Give every entry again, unchanged, and leave its images out.

┄┄┄┄┄┄

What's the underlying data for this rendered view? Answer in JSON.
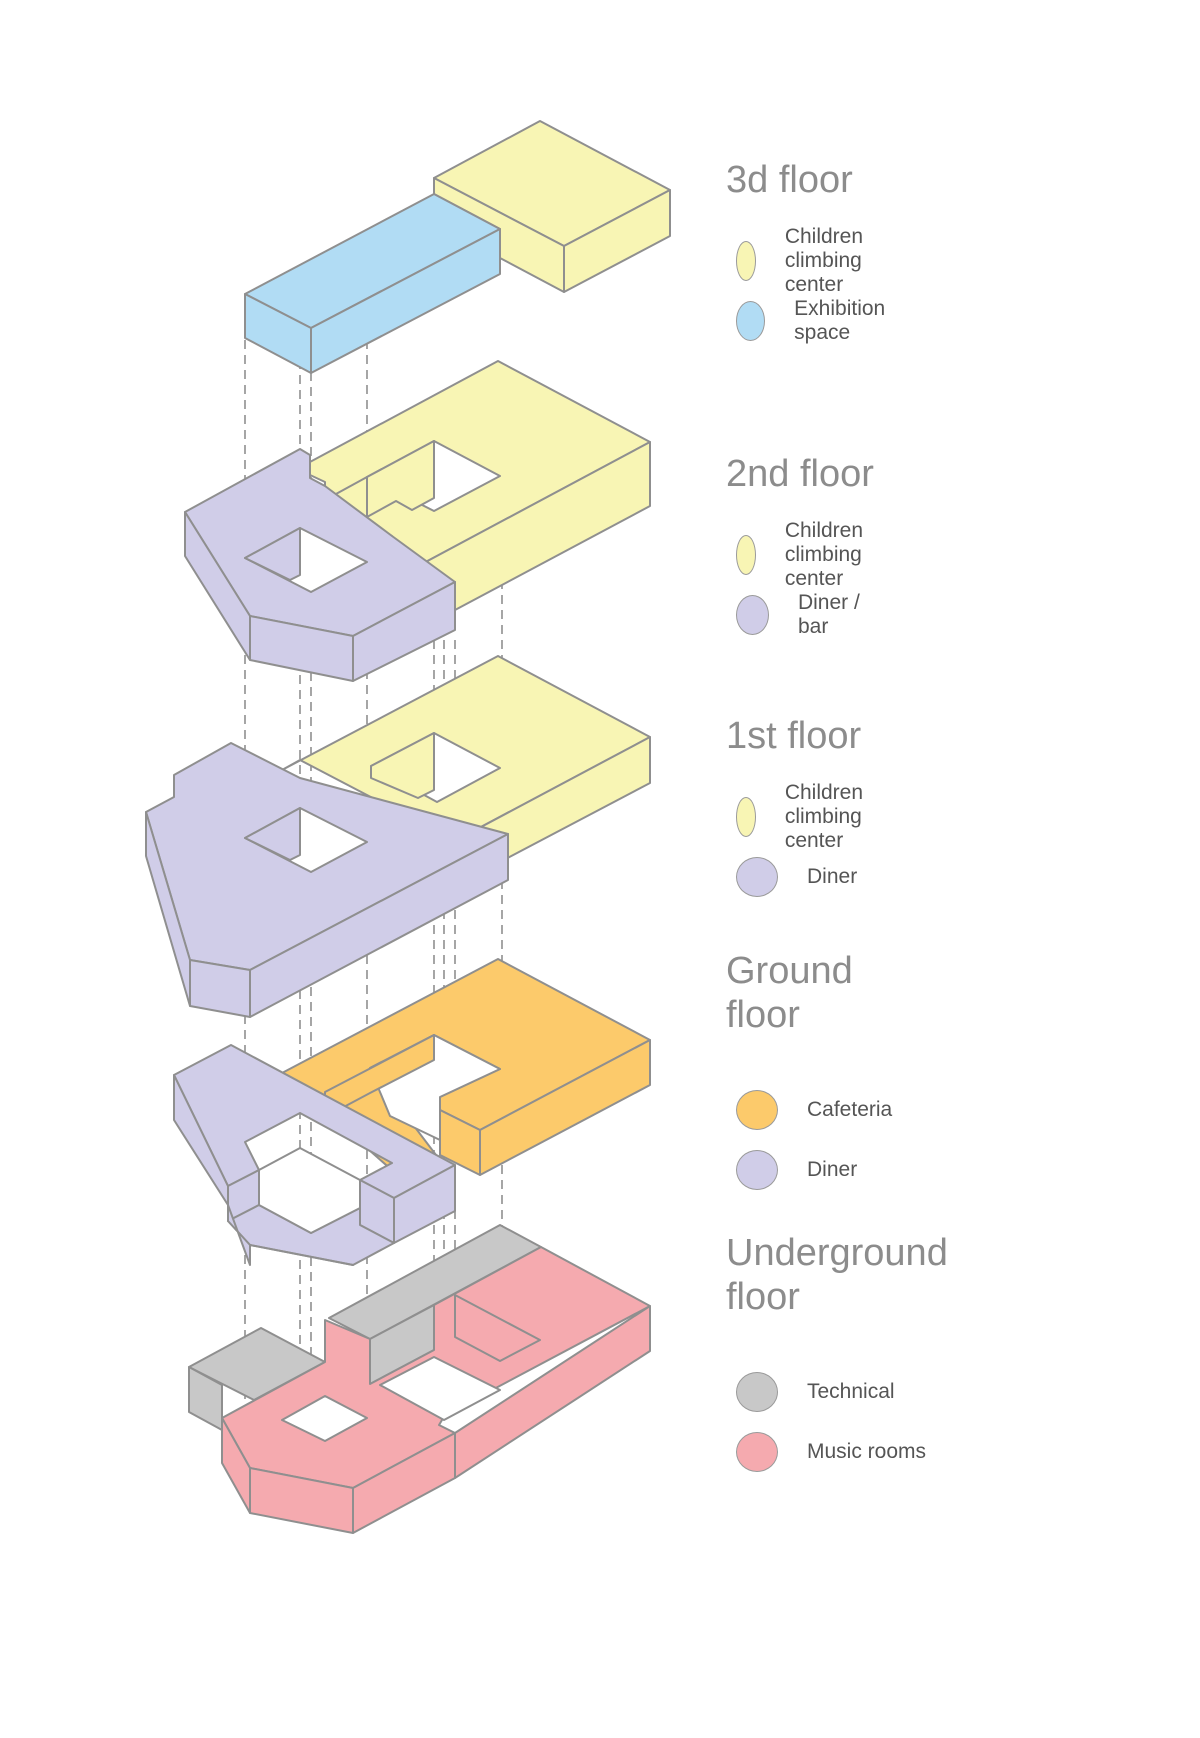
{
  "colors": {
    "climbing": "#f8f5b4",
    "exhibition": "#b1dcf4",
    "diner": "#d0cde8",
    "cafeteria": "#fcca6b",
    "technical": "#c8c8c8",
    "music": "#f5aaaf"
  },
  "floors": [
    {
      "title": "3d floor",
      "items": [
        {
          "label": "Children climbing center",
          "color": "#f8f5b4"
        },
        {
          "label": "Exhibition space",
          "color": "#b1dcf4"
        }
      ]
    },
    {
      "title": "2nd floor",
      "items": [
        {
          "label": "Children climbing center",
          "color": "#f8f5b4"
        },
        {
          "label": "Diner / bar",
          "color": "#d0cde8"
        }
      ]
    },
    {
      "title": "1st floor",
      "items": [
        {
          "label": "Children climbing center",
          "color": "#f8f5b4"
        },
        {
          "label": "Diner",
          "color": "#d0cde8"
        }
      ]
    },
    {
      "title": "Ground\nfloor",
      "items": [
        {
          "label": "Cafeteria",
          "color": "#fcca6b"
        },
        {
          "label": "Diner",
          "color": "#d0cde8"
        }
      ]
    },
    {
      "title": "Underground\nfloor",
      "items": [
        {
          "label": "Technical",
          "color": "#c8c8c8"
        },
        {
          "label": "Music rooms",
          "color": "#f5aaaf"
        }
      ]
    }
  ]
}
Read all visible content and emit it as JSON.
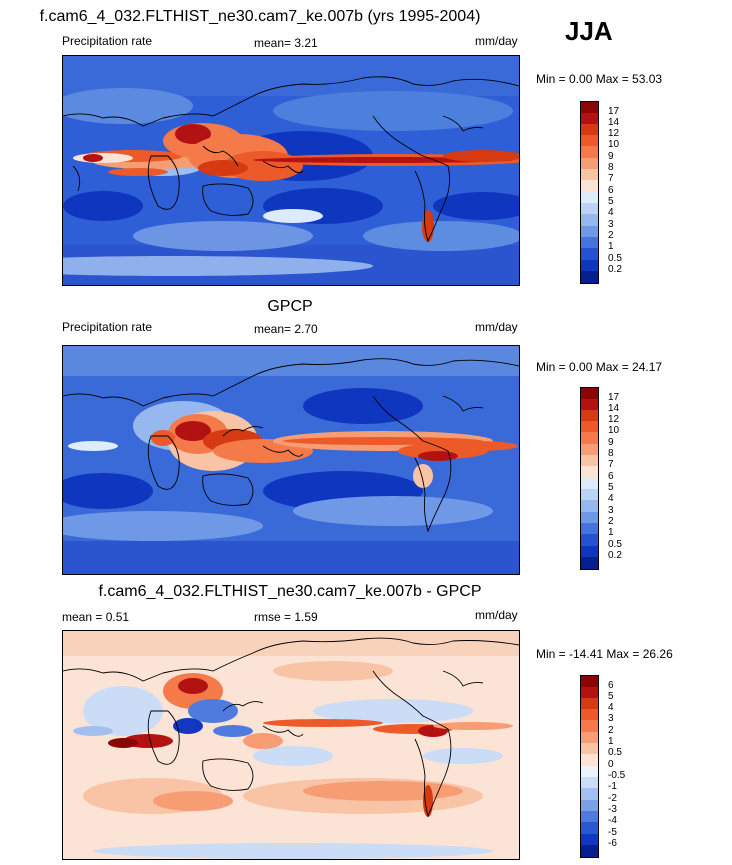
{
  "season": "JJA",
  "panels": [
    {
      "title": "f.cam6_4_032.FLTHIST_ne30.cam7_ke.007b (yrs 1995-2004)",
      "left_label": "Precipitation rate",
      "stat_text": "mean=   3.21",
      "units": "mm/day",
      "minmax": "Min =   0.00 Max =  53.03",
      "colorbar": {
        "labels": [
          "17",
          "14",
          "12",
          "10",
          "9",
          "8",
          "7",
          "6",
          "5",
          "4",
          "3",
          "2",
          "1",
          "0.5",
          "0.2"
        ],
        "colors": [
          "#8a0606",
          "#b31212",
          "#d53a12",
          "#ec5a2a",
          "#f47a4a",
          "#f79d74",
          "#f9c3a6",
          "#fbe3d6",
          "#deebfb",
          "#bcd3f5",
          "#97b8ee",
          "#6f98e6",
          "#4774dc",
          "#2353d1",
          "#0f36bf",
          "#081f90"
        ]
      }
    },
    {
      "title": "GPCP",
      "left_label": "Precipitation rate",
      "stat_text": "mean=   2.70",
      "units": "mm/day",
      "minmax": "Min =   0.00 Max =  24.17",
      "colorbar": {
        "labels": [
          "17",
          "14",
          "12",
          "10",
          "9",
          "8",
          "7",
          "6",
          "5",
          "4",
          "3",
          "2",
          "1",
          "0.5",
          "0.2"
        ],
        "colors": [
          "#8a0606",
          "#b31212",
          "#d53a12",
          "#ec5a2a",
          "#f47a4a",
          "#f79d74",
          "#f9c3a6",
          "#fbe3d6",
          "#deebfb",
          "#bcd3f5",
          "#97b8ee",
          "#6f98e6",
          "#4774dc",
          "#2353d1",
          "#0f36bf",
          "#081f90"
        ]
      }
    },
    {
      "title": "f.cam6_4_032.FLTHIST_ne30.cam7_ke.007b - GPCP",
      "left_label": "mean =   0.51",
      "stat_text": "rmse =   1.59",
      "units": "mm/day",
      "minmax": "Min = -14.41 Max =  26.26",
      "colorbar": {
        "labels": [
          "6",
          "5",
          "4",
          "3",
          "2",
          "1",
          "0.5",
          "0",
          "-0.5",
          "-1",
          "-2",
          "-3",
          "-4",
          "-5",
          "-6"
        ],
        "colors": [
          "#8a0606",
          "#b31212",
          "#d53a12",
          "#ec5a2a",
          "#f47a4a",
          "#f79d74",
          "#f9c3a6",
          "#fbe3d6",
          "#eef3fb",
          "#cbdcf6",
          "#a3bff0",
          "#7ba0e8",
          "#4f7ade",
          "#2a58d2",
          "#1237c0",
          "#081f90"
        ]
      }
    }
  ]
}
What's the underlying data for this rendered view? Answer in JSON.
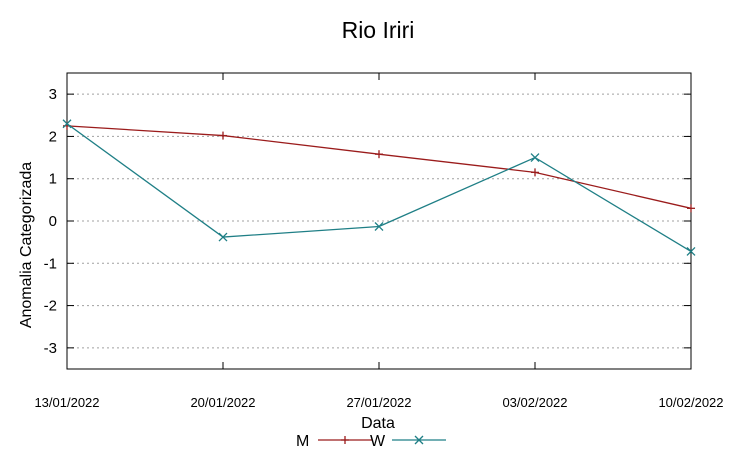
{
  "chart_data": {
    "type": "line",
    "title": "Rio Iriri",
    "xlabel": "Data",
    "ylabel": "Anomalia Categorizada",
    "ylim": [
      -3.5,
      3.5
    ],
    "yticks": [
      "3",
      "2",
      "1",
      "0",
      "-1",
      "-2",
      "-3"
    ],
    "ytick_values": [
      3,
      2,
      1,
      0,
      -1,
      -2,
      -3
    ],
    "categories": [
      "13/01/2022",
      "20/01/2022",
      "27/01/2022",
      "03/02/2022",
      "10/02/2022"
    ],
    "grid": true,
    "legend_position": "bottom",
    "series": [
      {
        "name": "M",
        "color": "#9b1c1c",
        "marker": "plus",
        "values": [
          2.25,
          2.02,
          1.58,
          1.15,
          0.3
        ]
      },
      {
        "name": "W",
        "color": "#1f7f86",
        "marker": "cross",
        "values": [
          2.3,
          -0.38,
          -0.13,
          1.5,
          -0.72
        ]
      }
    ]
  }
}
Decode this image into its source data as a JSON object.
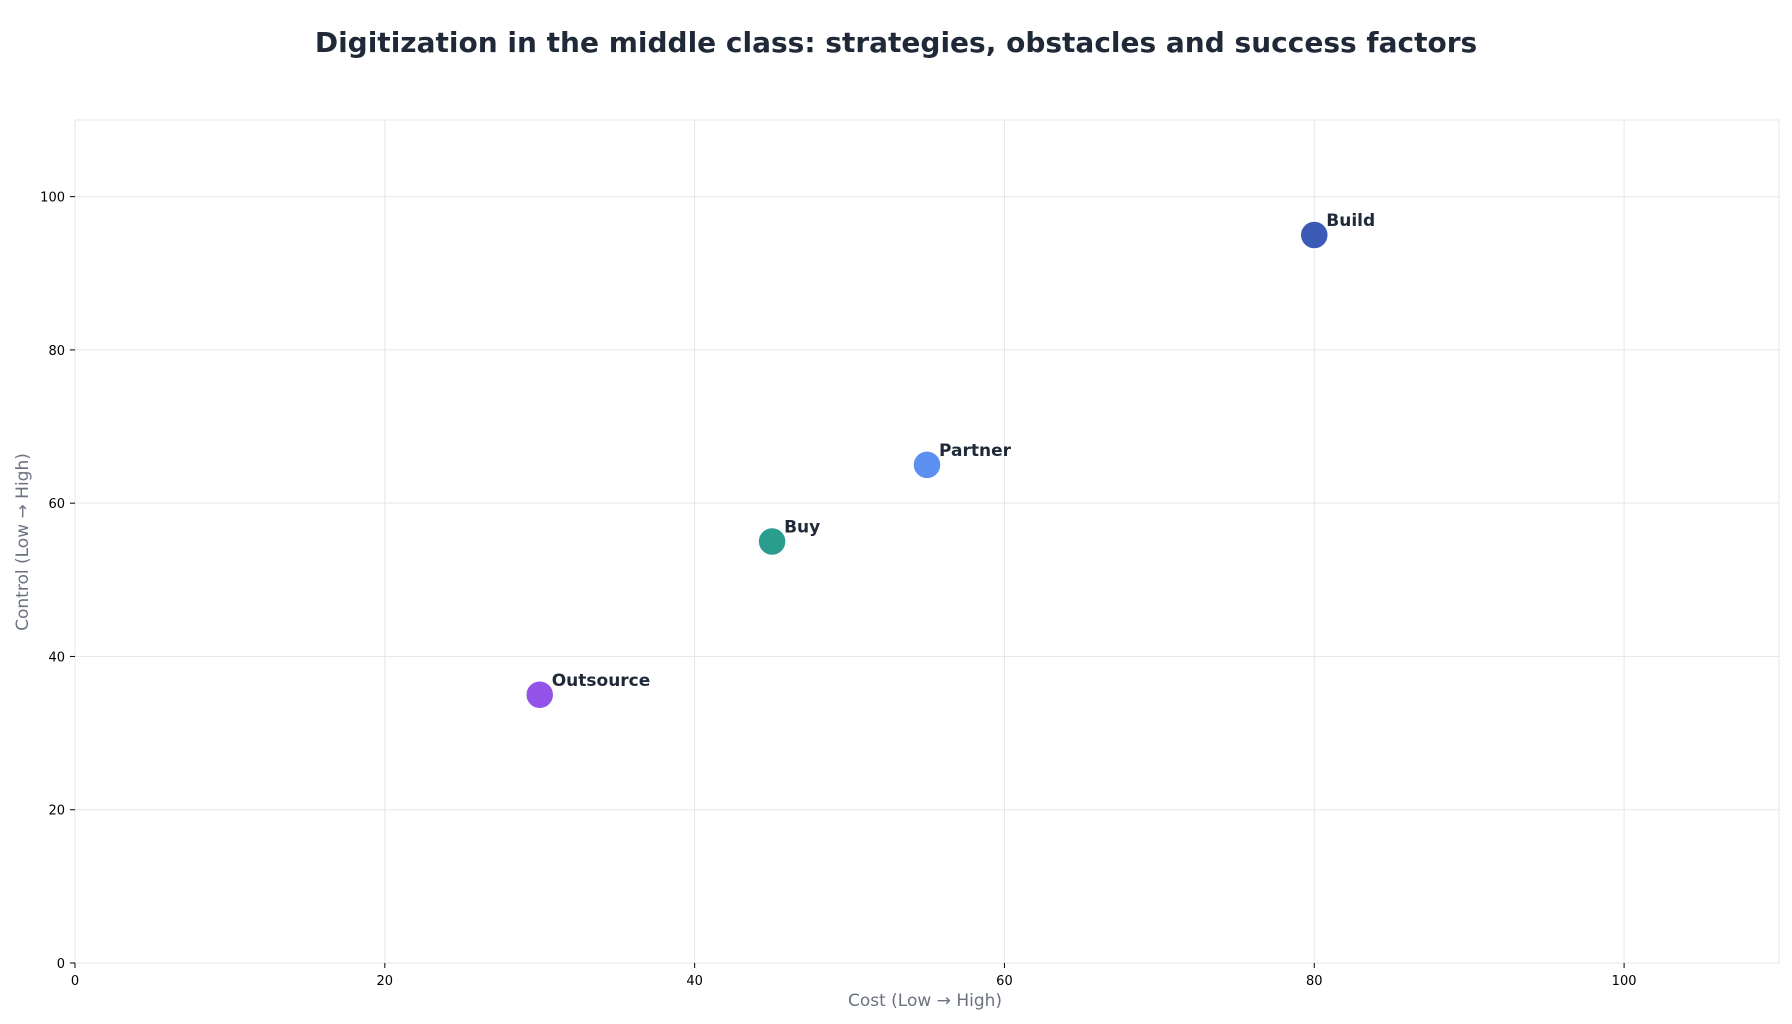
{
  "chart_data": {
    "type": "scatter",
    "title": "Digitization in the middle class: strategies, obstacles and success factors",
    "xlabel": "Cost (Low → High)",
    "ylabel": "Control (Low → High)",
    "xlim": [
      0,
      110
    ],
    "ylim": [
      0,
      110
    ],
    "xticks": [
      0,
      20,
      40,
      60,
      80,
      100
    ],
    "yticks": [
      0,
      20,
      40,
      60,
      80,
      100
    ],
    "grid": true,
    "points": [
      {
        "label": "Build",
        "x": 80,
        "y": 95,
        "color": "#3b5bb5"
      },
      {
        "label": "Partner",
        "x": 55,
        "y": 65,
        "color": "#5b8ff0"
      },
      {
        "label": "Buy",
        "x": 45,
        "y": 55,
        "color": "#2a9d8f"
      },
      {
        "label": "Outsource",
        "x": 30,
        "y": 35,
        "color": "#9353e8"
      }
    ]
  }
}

┄┄┄┄┄┄

- **Worked solution**:
What's the underlying data for this rendered view? Answer in JSON.
{
  "colors": {
    "climbing": "#f8f5b4",
    "exhibition": "#b1dcf4",
    "diner": "#d0cde8",
    "cafeteria": "#fcca6b",
    "technical": "#c8c8c8",
    "music": "#f5aaaf"
  },
  "floors": [
    {
      "title": "3d floor",
      "items": [
        {
          "label": "Children climbing center",
          "color": "#f8f5b4"
        },
        {
          "label": "Exhibition space",
          "color": "#b1dcf4"
        }
      ]
    },
    {
      "title": "2nd floor",
      "items": [
        {
          "label": "Children climbing center",
          "color": "#f8f5b4"
        },
        {
          "label": "Diner / bar",
          "color": "#d0cde8"
        }
      ]
    },
    {
      "title": "1st floor",
      "items": [
        {
          "label": "Children climbing center",
          "color": "#f8f5b4"
        },
        {
          "label": "Diner",
          "color": "#d0cde8"
        }
      ]
    },
    {
      "title": "Ground\nfloor",
      "items": [
        {
          "label": "Cafeteria",
          "color": "#fcca6b"
        },
        {
          "label": "Diner",
          "color": "#d0cde8"
        }
      ]
    },
    {
      "title": "Underground\nfloor",
      "items": [
        {
          "label": "Technical",
          "color": "#c8c8c8"
        },
        {
          "label": "Music rooms",
          "color": "#f5aaaf"
        }
      ]
    }
  ]
}
Read all visible content and emit it as JSON.
{
  "season": "JJA",
  "panels": [
    {
      "title": "f.cam6_4_032.FLTHIST_ne30.cam7_ke.007b (yrs 1995-2004)",
      "left_label": "Precipitation rate",
      "stat_text": "mean=   3.21",
      "units": "mm/day",
      "minmax": "Min =   0.00 Max =  53.03",
      "colorbar": {
        "labels": [
          "17",
          "14",
          "12",
          "10",
          "9",
          "8",
          "7",
          "6",
          "5",
          "4",
          "3",
          "2",
          "1",
          "0.5",
          "0.2"
        ],
        "colors": [
          "#8a0606",
          "#b31212",
          "#d53a12",
          "#ec5a2a",
          "#f47a4a",
          "#f79d74",
          "#f9c3a6",
          "#fbe3d6",
          "#deebfb",
          "#bcd3f5",
          "#97b8ee",
          "#6f98e6",
          "#4774dc",
          "#2353d1",
          "#0f36bf",
          "#081f90"
        ]
      }
    },
    {
      "title": "GPCP",
      "left_label": "Precipitation rate",
      "stat_text": "mean=   2.70",
      "units": "mm/day",
      "minmax": "Min =   0.00 Max =  24.17",
      "colorbar": {
        "labels": [
          "17",
          "14",
          "12",
          "10",
          "9",
          "8",
          "7",
          "6",
          "5",
          "4",
          "3",
          "2",
          "1",
          "0.5",
          "0.2"
        ],
        "colors": [
          "#8a0606",
          "#b31212",
          "#d53a12",
          "#ec5a2a",
          "#f47a4a",
          "#f79d74",
          "#f9c3a6",
          "#fbe3d6",
          "#deebfb",
          "#bcd3f5",
          "#97b8ee",
          "#6f98e6",
          "#4774dc",
          "#2353d1",
          "#0f36bf",
          "#081f90"
        ]
      }
    },
    {
      "title": "f.cam6_4_032.FLTHIST_ne30.cam7_ke.007b - GPCP",
      "left_label": "mean =   0.51",
      "stat_text": "rmse =   1.59",
      "units": "mm/day",
      "minmax": "Min = -14.41 Max =  26.26",
      "colorbar": {
        "labels": [
          "6",
          "5",
          "4",
          "3",
          "2",
          "1",
          "0.5",
          "0",
          "-0.5",
          "-1",
          "-2",
          "-3",
          "-4",
          "-5",
          "-6"
        ],
        "colors": [
          "#8a0606",
          "#b31212",
          "#d53a12",
          "#ec5a2a",
          "#f47a4a",
          "#f79d74",
          "#f9c3a6",
          "#fbe3d6",
          "#eef3fb",
          "#cbdcf6",
          "#a3bff0",
          "#7ba0e8",
          "#4f7ade",
          "#2a58d2",
          "#1237c0",
          "#081f90"
        ]
      }
    }
  ]
}
What's the underlying data for this rendered view? Answer in JSON.
{
  "chart_data": {
    "type": "line",
    "title": "Rio Iriri",
    "xlabel": "Data",
    "ylabel": "Anomalia Categorizada",
    "ylim": [
      -3.5,
      3.5
    ],
    "yticks": [
      "3",
      "2",
      "1",
      "0",
      "-1",
      "-2",
      "-3"
    ],
    "ytick_values": [
      3,
      2,
      1,
      0,
      -1,
      -2,
      -3
    ],
    "categories": [
      "13/01/2022",
      "20/01/2022",
      "27/01/2022",
      "03/02/2022",
      "10/02/2022"
    ],
    "grid": true,
    "legend_position": "bottom",
    "series": [
      {
        "name": "M",
        "color": "#9b1c1c",
        "marker": "plus",
        "values": [
          2.25,
          2.02,
          1.58,
          1.15,
          0.3
        ]
      },
      {
        "name": "W",
        "color": "#1f7f86",
        "marker": "cross",
        "values": [
          2.3,
          -0.38,
          -0.13,
          1.5,
          -0.72
        ]
      }
    ]
  }
}
Decode this image into its source data as a JSON object.
{
  "chart_data": {
    "type": "scatter",
    "title": "Digitization in the middle class: strategies, obstacles and success factors",
    "xlabel": "Cost (Low → High)",
    "ylabel": "Control (Low → High)",
    "xlim": [
      0,
      110
    ],
    "ylim": [
      0,
      110
    ],
    "xticks": [
      0,
      20,
      40,
      60,
      80,
      100
    ],
    "yticks": [
      0,
      20,
      40,
      60,
      80,
      100
    ],
    "grid": true,
    "points": [
      {
        "label": "Build",
        "x": 80,
        "y": 95,
        "color": "#3b5bb5"
      },
      {
        "label": "Partner",
        "x": 55,
        "y": 65,
        "color": "#5b8ff0"
      },
      {
        "label": "Buy",
        "x": 45,
        "y": 55,
        "color": "#2a9d8f"
      },
      {
        "label": "Outsource",
        "x": 30,
        "y": 35,
        "color": "#9353e8"
      }
    ]
  }
}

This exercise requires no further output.